DATA PROVIDED
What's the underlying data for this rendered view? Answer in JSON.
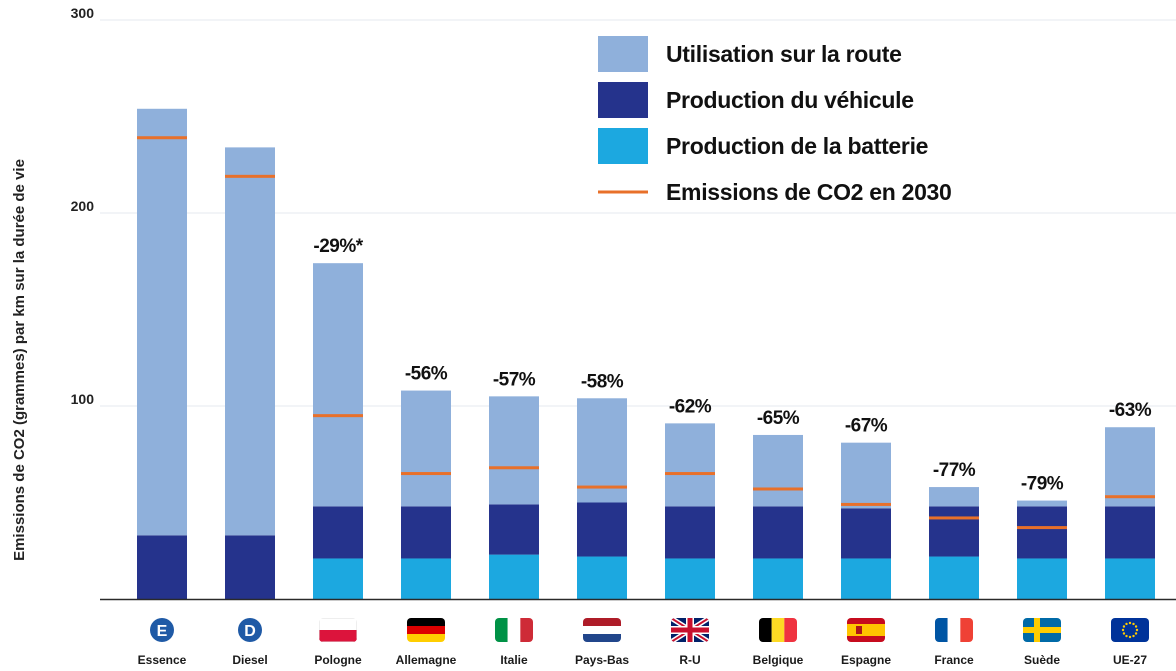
{
  "chart_data": {
    "type": "bar",
    "stacked": true,
    "title": "",
    "xlabel": "",
    "ylabel": "Emissions de CO2 (grammes) par km sur la durée de vie",
    "ylim": [
      0,
      300
    ],
    "yticks": [
      "100",
      "200",
      "300"
    ],
    "grid": true,
    "legend_position": "top-right",
    "categories": [
      "Essence",
      "Diesel",
      "Pologne",
      "Allemagne",
      "Italie",
      "Pays-Bas",
      "R-U",
      "Belgique",
      "Espagne",
      "France",
      "Suède",
      "UE-27"
    ],
    "category_icons": [
      "fuel-essence-icon",
      "fuel-diesel-icon",
      "flag-poland-icon",
      "flag-germany-icon",
      "flag-italy-icon",
      "flag-netherlands-icon",
      "flag-uk-icon",
      "flag-belgium-icon",
      "flag-spain-icon",
      "flag-france-icon",
      "flag-sweden-icon",
      "flag-eu-icon"
    ],
    "series": [
      {
        "name": "Production de la batterie",
        "color": "#1ca8e0",
        "values": [
          0,
          0,
          21,
          21,
          23,
          22,
          21,
          21,
          21,
          22,
          21,
          21
        ]
      },
      {
        "name": "Production du véhicule",
        "color": "#25338c",
        "values": [
          33,
          33,
          27,
          27,
          26,
          28,
          27,
          27,
          26,
          26,
          27,
          27
        ]
      },
      {
        "name": "Utilisation sur la route",
        "color": "#8fb0db",
        "values": [
          221,
          201,
          126,
          60,
          56,
          54,
          43,
          37,
          34,
          10,
          3,
          41
        ]
      }
    ],
    "emissions_2030": {
      "name": "Emissions de CO2 en 2030",
      "color": "#e8702a",
      "values": [
        239,
        219,
        95,
        65,
        68,
        58,
        65,
        57,
        49,
        42,
        37,
        53
      ]
    },
    "annotations": [
      "",
      "",
      "-29%*",
      "-56%",
      "-57%",
      "-58%",
      "-62%",
      "-65%",
      "-67%",
      "-77%",
      "-79%",
      "-63%"
    ]
  }
}
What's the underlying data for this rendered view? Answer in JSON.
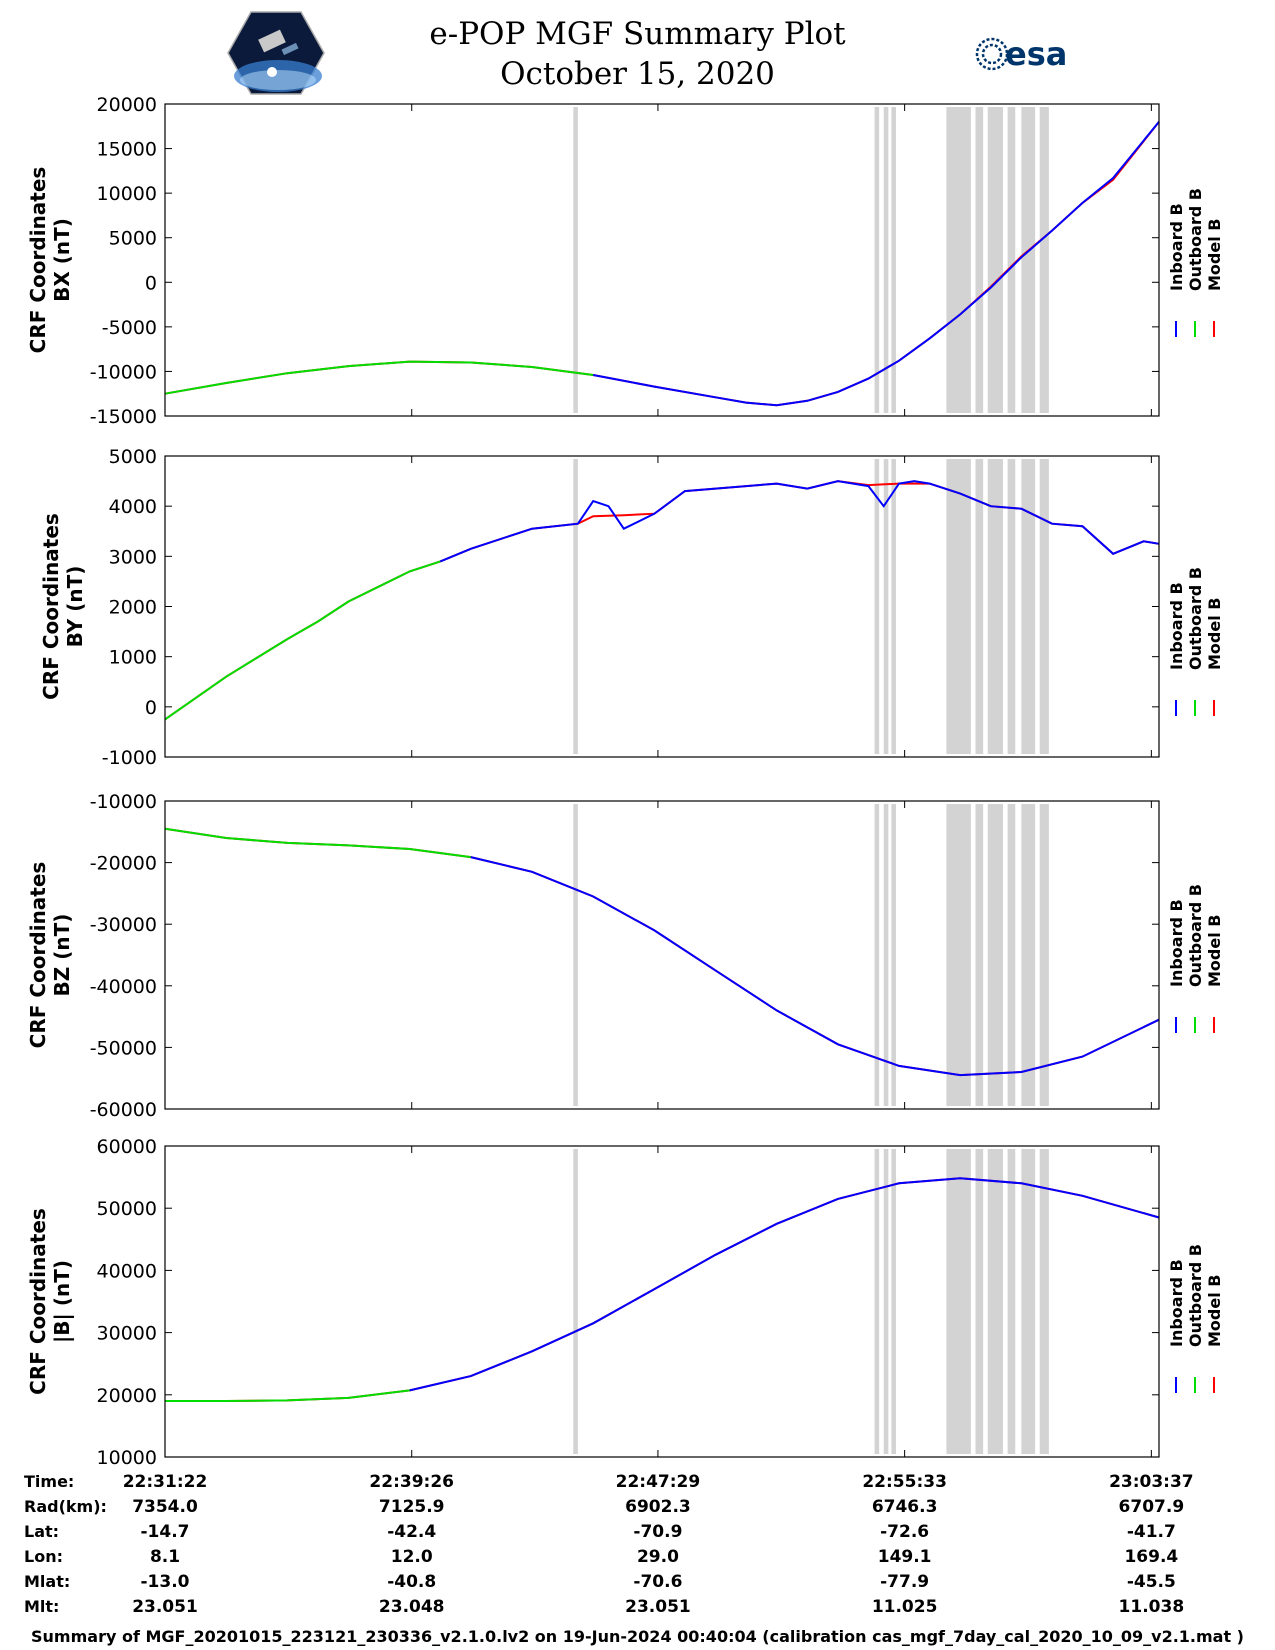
{
  "header": {
    "title": "e-POP MGF Summary Plot",
    "date": "October 15, 2020",
    "logo_left": "cassiope-logo",
    "logo_right": "esa-logo",
    "logo_right_text": "esa"
  },
  "colors": {
    "inboard": "#0000ff",
    "outboard": "#00dd00",
    "model": "#ff0000",
    "shade": "#d3d3d3"
  },
  "legend": [
    "Inboard B",
    "Outboard B",
    "Model B"
  ],
  "chart_data": [
    {
      "type": "line",
      "ylabel": [
        "CRF Coordinates",
        "BX (nT)"
      ],
      "ylim": [
        -15000,
        20000
      ],
      "yticks": [
        20000,
        15000,
        10000,
        5000,
        0,
        -5000,
        -10000,
        -15000
      ],
      "xlim": [
        0,
        32.5
      ],
      "green_until": 14,
      "series": [
        {
          "name": "Inboard B",
          "x": [
            0,
            2,
            4,
            6,
            8,
            10,
            12,
            14,
            16,
            18,
            19,
            20,
            21,
            22,
            23,
            24,
            25,
            26,
            27,
            28,
            29,
            30,
            31,
            32.5
          ],
          "values": [
            -12500,
            -11300,
            -10200,
            -9400,
            -8900,
            -9000,
            -9500,
            -10400,
            -11700,
            -12900,
            -13500,
            -13800,
            -13300,
            -12300,
            -10800,
            -8800,
            -6300,
            -3600,
            -600,
            2800,
            5800,
            8900,
            11700,
            18000
          ]
        },
        {
          "name": "Model B",
          "x": [
            0,
            2,
            4,
            6,
            8,
            10,
            12,
            14,
            16,
            18,
            19,
            20,
            21,
            22,
            23,
            24,
            25,
            26,
            27,
            28,
            29,
            30,
            31,
            32.5
          ],
          "values": [
            -12500,
            -11300,
            -10200,
            -9400,
            -8900,
            -9000,
            -9500,
            -10400,
            -11700,
            -12900,
            -13500,
            -13800,
            -13300,
            -12300,
            -10800,
            -8800,
            -6300,
            -3600,
            -500,
            2900,
            5800,
            8900,
            11500,
            18000
          ]
        }
      ]
    },
    {
      "type": "line",
      "ylabel": [
        "CRF Coordinates",
        "BY (nT)"
      ],
      "ylim": [
        -1000,
        5000
      ],
      "yticks": [
        5000,
        4000,
        3000,
        2000,
        1000,
        0,
        -1000
      ],
      "xlim": [
        0,
        32.5
      ],
      "green_until": 9,
      "series": [
        {
          "name": "Inboard B",
          "x": [
            0,
            2,
            4,
            5,
            6,
            8,
            9,
            10,
            12,
            13.5,
            14,
            14.5,
            15,
            16,
            17,
            18,
            20,
            21,
            22,
            23,
            23.5,
            24,
            24.5,
            25,
            26,
            27,
            28,
            29,
            30,
            31,
            32,
            32.5
          ],
          "values": [
            -250,
            600,
            1350,
            1700,
            2100,
            2700,
            2900,
            3150,
            3550,
            3650,
            4100,
            4000,
            3550,
            3850,
            4300,
            4350,
            4450,
            4350,
            4500,
            4400,
            4000,
            4450,
            4500,
            4450,
            4250,
            4000,
            3950,
            3650,
            3600,
            3050,
            3300,
            3250
          ]
        },
        {
          "name": "Model B",
          "x": [
            0,
            2,
            4,
            5,
            6,
            8,
            9,
            10,
            12,
            13.5,
            14,
            15,
            16,
            17,
            18,
            20,
            21,
            22,
            23,
            24,
            25,
            26,
            27,
            28,
            29,
            30,
            31,
            32,
            32.5
          ],
          "values": [
            -250,
            600,
            1350,
            1700,
            2100,
            2700,
            2900,
            3150,
            3550,
            3650,
            3800,
            3820,
            3850,
            4300,
            4350,
            4450,
            4350,
            4500,
            4420,
            4450,
            4450,
            4250,
            4000,
            3950,
            3650,
            3600,
            3050,
            3300,
            3250
          ]
        }
      ]
    },
    {
      "type": "line",
      "ylabel": [
        "CRF Coordinates",
        "BZ (nT)"
      ],
      "ylim": [
        -60000,
        -10000
      ],
      "yticks": [
        -10000,
        -20000,
        -30000,
        -40000,
        -50000,
        -60000
      ],
      "xlim": [
        0,
        32.5
      ],
      "green_until": 10,
      "series": [
        {
          "name": "Inboard B",
          "x": [
            0,
            2,
            4,
            6,
            8,
            10,
            12,
            14,
            16,
            18,
            20,
            22,
            24,
            26,
            28,
            30,
            32.5
          ],
          "values": [
            -14500,
            -16000,
            -16800,
            -17200,
            -17800,
            -19100,
            -21500,
            -25500,
            -31000,
            -37500,
            -44000,
            -49500,
            -53000,
            -54500,
            -54000,
            -51500,
            -45500
          ]
        },
        {
          "name": "Model B",
          "x": [
            0,
            2,
            4,
            6,
            8,
            10,
            12,
            14,
            16,
            18,
            20,
            22,
            24,
            26,
            28,
            30,
            32.5
          ],
          "values": [
            -14500,
            -16000,
            -16800,
            -17200,
            -17800,
            -19100,
            -21500,
            -25500,
            -31000,
            -37500,
            -44000,
            -49500,
            -53000,
            -54500,
            -54000,
            -51500,
            -45500
          ]
        }
      ]
    },
    {
      "type": "line",
      "ylabel": [
        "CRF Coordinates",
        "|B| (nT)"
      ],
      "ylim": [
        10000,
        60000
      ],
      "yticks": [
        60000,
        50000,
        40000,
        30000,
        20000,
        10000
      ],
      "xlim": [
        0,
        32.5
      ],
      "green_until": 8,
      "series": [
        {
          "name": "Inboard B",
          "x": [
            0,
            2,
            4,
            6,
            8,
            10,
            12,
            14,
            16,
            18,
            20,
            22,
            24,
            26,
            28,
            30,
            32.5
          ],
          "values": [
            19000,
            19000,
            19100,
            19500,
            20700,
            23000,
            27000,
            31500,
            37000,
            42500,
            47500,
            51500,
            54000,
            54800,
            54000,
            52000,
            48500
          ]
        },
        {
          "name": "Model B",
          "x": [
            0,
            2,
            4,
            6,
            8,
            10,
            12,
            14,
            16,
            18,
            20,
            22,
            24,
            26,
            28,
            30,
            32.5
          ],
          "values": [
            19000,
            19000,
            19100,
            19500,
            20700,
            23000,
            27000,
            31500,
            37000,
            42500,
            47500,
            51500,
            54000,
            54800,
            54000,
            52000,
            48500
          ]
        }
      ]
    }
  ],
  "data_gaps": [
    [
      13.35,
      13.5
    ],
    [
      23.2,
      23.35
    ],
    [
      23.5,
      23.65
    ],
    [
      23.75,
      23.9
    ],
    [
      25.55,
      26.35
    ],
    [
      26.5,
      26.75
    ],
    [
      26.9,
      27.4
    ],
    [
      27.55,
      27.8
    ],
    [
      28.0,
      28.45
    ],
    [
      28.6,
      28.9
    ]
  ],
  "ephemeris": {
    "row_labels": [
      "Time:",
      "Rad(km):",
      "Lat:",
      "Lon:",
      "Mlat:",
      "Mlt:"
    ],
    "columns": [
      {
        "x": 0,
        "values": [
          "22:31:22",
          "7354.0",
          "-14.7",
          "8.1",
          "-13.0",
          "23.051"
        ]
      },
      {
        "x": 8.067,
        "values": [
          "22:39:26",
          "7125.9",
          "-42.4",
          "12.0",
          "-40.8",
          "23.048"
        ]
      },
      {
        "x": 16.117,
        "values": [
          "22:47:29",
          "6902.3",
          "-70.9",
          "29.0",
          "-70.6",
          "23.051"
        ]
      },
      {
        "x": 24.183,
        "values": [
          "22:55:33",
          "6746.3",
          "-72.6",
          "149.1",
          "-77.9",
          "11.025"
        ]
      },
      {
        "x": 32.25,
        "values": [
          "23:03:37",
          "6707.9",
          "-41.7",
          "169.4",
          "-45.5",
          "11.038"
        ]
      }
    ]
  },
  "footer": "Summary of MGF_20201015_223121_230336_v2.1.0.lv2 on 19-Jun-2024 00:40:04 (calibration cas_mgf_7day_cal_2020_10_09_v2.1.mat )"
}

BRIEF
Return each full line of the entries that contains the word "Production".

PROBLEM SOLUTION
        "name": "Production de la batterie",
        "name": "Production du véhicule",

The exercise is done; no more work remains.